== EXERCISE AIM ==
Keep the images out and copy every entry below exactly.

== EXCERPTED RECORDS ==
○ ○ ○

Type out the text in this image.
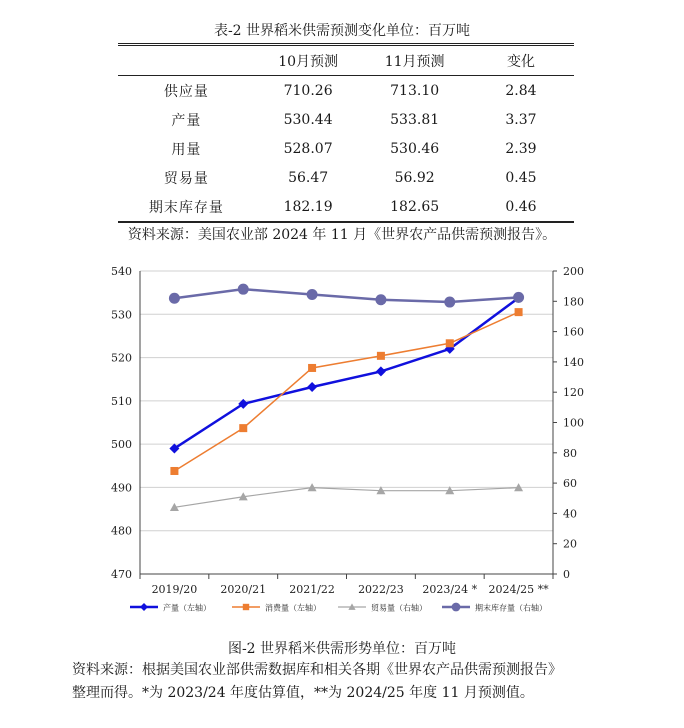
表-2 世界稻米供需预测变化单位：百万吨
	10月预测	11月预测	变化
供应量	710.26	713.10	2.84
产量	530.44	533.81	3.37
用量	528.07	530.46	2.39
贸易量	56.47	56.92	0.45
期末库存量	182.19	182.65	0.46
资料来源：美国农业部 2024 年 11 月《世界农产品供需预测报告》。
470
480
490
500
510
520
530
540
0
20
40
60
80
100
120
140
160
180
200
2019/20 2020/21 2021/22 2022/23 2023/24 * 2024/25 **
产量（左轴）	消费量（左轴）	贸易量（右轴）	期末库存量（右轴）
图-2 世界稻米供需形势单位：百万吨
资料来源：根据美国农业部供需数据库和相关各期《世界农产品供需预测报告》
整理而得。*为 2023/24 年度估算值，**为 2024/25 年度 11 月预测值。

○ ○ ○

== EXERCISE ANSWER ==
Type out the text in this image.
表-2 世界稻米供需预测变化单位：百万吨
	10月预测	11月预测	变化
供应量	710.26	713.10	2.84
产量	530.44	533.81	3.37
用量	528.07	530.46	2.39
贸易量	56.47	56.92	0.45
期末库存量	182.19	182.65	0.46
资料来源：美国农业部 2024 年 11 月《世界农产品供需预测报告》。
470
480
490
500
510
520
530
540
0
20
40
60
80
100
120
140
160
180
200
2019/20 2020/21 2021/22 2022/23 2023/24 * 2024/25 **
产量（左轴）	消费量（左轴）	贸易量（右轴）	期末库存量（右轴）
图-2 世界稻米供需形势单位：百万吨
资料来源：根据美国农业部供需数据库和相关各期《世界农产品供需预测报告》
整理而得。*为 2023/24 年度估算值，**为 2024/25 年度 11 月预测值。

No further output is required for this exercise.